DOCUMENT SEGMENT:
* * * * * * *

# PIN Code Blocked



## vivekr (Apr 23, 2007)

Hi guys, 
i am using nokia n73. 
My device is blocked & want PUK code.

Massage is Shown 

*" PIN code blocked. Enter PUK code:"*

Plz help me guys to unlock the phone.
Kindly tell me PUK code......


Thanks in Advance.


----------



## ThinkFree (Apr 23, 2007)

Call customer care of your service provider and ask for the pin unblocking key(PUK)


----------



## Ankur Gupta (Apr 23, 2007)

You get the PUK code when you buy a new mobile connection...
Check if you have the papers you got when you bought the conn..
And yeah dont enter wrong PUK code 10 times otherwise your SIM will get blocked and you will have to buy a new one then..


----------



## prasad_den (Apr 23, 2007)

AFAIK, the PUK code is given by the CC of the telecom company.. Only the PIN code is the default one in mobiles.. 1234 or something similar..!! I'm not sure though..


----------



## gauravakaasid (Apr 23, 2007)

^^PUK is given by the telecom company

@vivekr...call up customer care


----------



## satyamy (Apr 23, 2007)

vivekr said:
			
		

> Hi guys,
> i am using nokia n73.
> My device is blocked & want PUK code.
> 
> ...


ohh ya 
I have also suffered from this one
It happens if you enter wrong pin no. thrice

Open you cell phone
remove you sim card
see the no on its back
now call you cell operator (i.e. airtel, hutch or whoever you use) not nokia
call you customer care
ask for PUK no
they will ask for Sim no give them & you will get your PUK no.
enter it your cell will start working


----------

* * * * * * *

SUPPLIED INFORMATION:

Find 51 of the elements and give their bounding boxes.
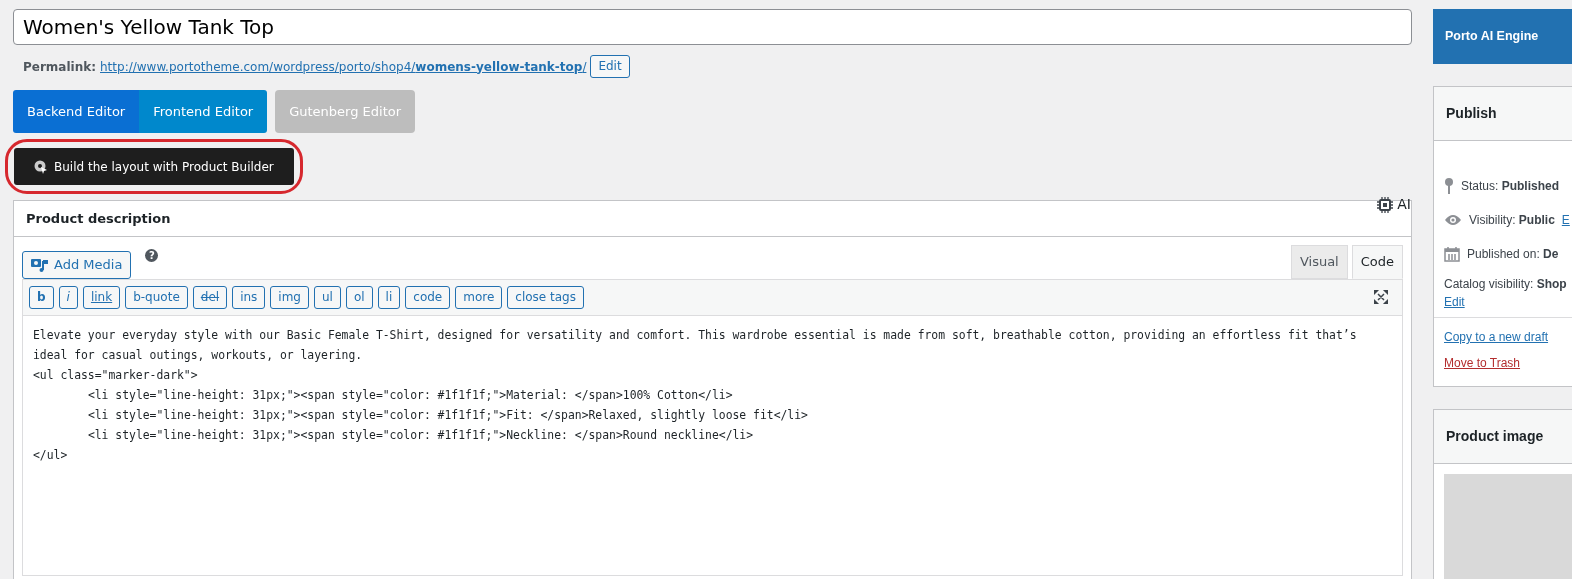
panel-title: Product description	[26, 209, 171, 228]
help-icon[interactable]: ?	[145, 249, 159, 263]
ai-engine-button[interactable]: Porto AI Engine	[1433, 9, 1572, 64]
fullscreen-icon[interactable]	[1374, 290, 1388, 304]
copy-draft-link[interactable]: Copy to a new draft	[1444, 328, 1549, 346]
quicktag-button[interactable]: close tags	[507, 285, 584, 309]
code-line: <ul class="marker-dark">	[33, 366, 199, 384]
code-line: Elevate your everyday style with our Basic Female T-Shirt, designed for versatility and comfort. This wardrobe essential is made from soft, breathable cotton, providing an effortless fit that’s ideal for casual outings, workouts, or layering.	[33, 326, 1358, 364]
status-text: Visibility: Public	[1469, 212, 1555, 229]
panel-title: Publish	[1434, 87, 1572, 141]
code-line: <li style="line-height: 31px;"><span style="color: #1f1f1f;">Neckline: </span>Round neckline</li>	[86, 426, 755, 444]
quicktag-button[interactable]: ol	[345, 285, 373, 309]
editor-mode-button[interactable]: Frontend Editor	[139, 90, 268, 133]
status-text: Status: Published	[1461, 178, 1560, 195]
cursor-icon	[34, 159, 48, 174]
quicktag-button[interactable]: ins	[232, 285, 266, 309]
panel-title: Product image	[1434, 410, 1572, 464]
catalog-visibility-text: Catalog visibility: Shop	[1444, 276, 1568, 293]
editor-tab[interactable]: Code	[1351, 245, 1403, 279]
quicktag-button[interactable]: b	[29, 285, 54, 309]
ai-label: AI	[1397, 195, 1411, 214]
quicktag-button[interactable]: more	[455, 285, 503, 309]
move-to-trash-link[interactable]: Move to Trash	[1444, 354, 1521, 372]
eye-icon	[1444, 214, 1462, 226]
status-text: Published on: De	[1467, 246, 1559, 263]
quicktag-button[interactable]: i	[58, 285, 78, 309]
edit-link[interactable]: E	[1561, 211, 1570, 229]
edit-link[interactable]: Edit	[1444, 295, 1465, 309]
editor-tab[interactable]: Visual	[1290, 245, 1348, 279]
product-builder-button[interactable]: Build the layout with Product Builder	[14, 148, 294, 185]
quicktag-button[interactable]: ul	[313, 285, 341, 309]
quicktag-button[interactable]: b-quote	[125, 285, 188, 309]
pin-icon	[1444, 178, 1454, 194]
quicktag-button[interactable]: img	[270, 285, 309, 309]
permalink-url[interactable]: http://www.portotheme.com/wordpress/porto/shop4/womens-yellow-tank-top/	[100, 57, 587, 76]
calendar-icon	[1444, 246, 1460, 262]
title-field[interactable]: Women's Yellow Tank Top	[13, 9, 1412, 45]
code-line: <li style="line-height: 31px;"><span style="color: #1f1f1f;">Material: </span>100% Cotton</li>	[86, 386, 734, 404]
code-line: </ul>	[33, 446, 69, 464]
quicktag-button[interactable]: code	[405, 285, 451, 309]
permalink-label: Permalink:	[23, 58, 96, 76]
edit-button[interactable]: Edit	[590, 55, 630, 78]
media-icon	[31, 256, 48, 273]
add-media-button[interactable]: Add Media	[22, 251, 132, 279]
code-editor-field[interactable]	[22, 315, 1403, 576]
quicktag-button[interactable]: link	[82, 285, 121, 309]
chip-icon	[1377, 196, 1394, 213]
quicktag-button[interactable]: del	[192, 285, 228, 309]
code-line: <li style="line-height: 31px;"><span style="color: #1f1f1f;">Fit: </span>Relaxed, slightly loose fit</li>	[86, 406, 809, 424]
editor-mode-button[interactable]: Backend Editor	[13, 90, 140, 133]
quicktag-button[interactable]: li	[377, 285, 401, 309]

* * * * * * *

SHORT TASK: Can you copy the PIN code thread between "## prasad_den (Apr" and "not sure though..", inclusive, swapping "telecom company" for "network operator"? You won't need the data for this.

OUTPUT FOR THIS TASK:
## prasad_den (Apr 23, 2007)

AFAIK, the PUK code is given by the CC of the network operator.. Only the PIN code is the default one in mobiles.. 1234 or something similar..!! I'm not sure though..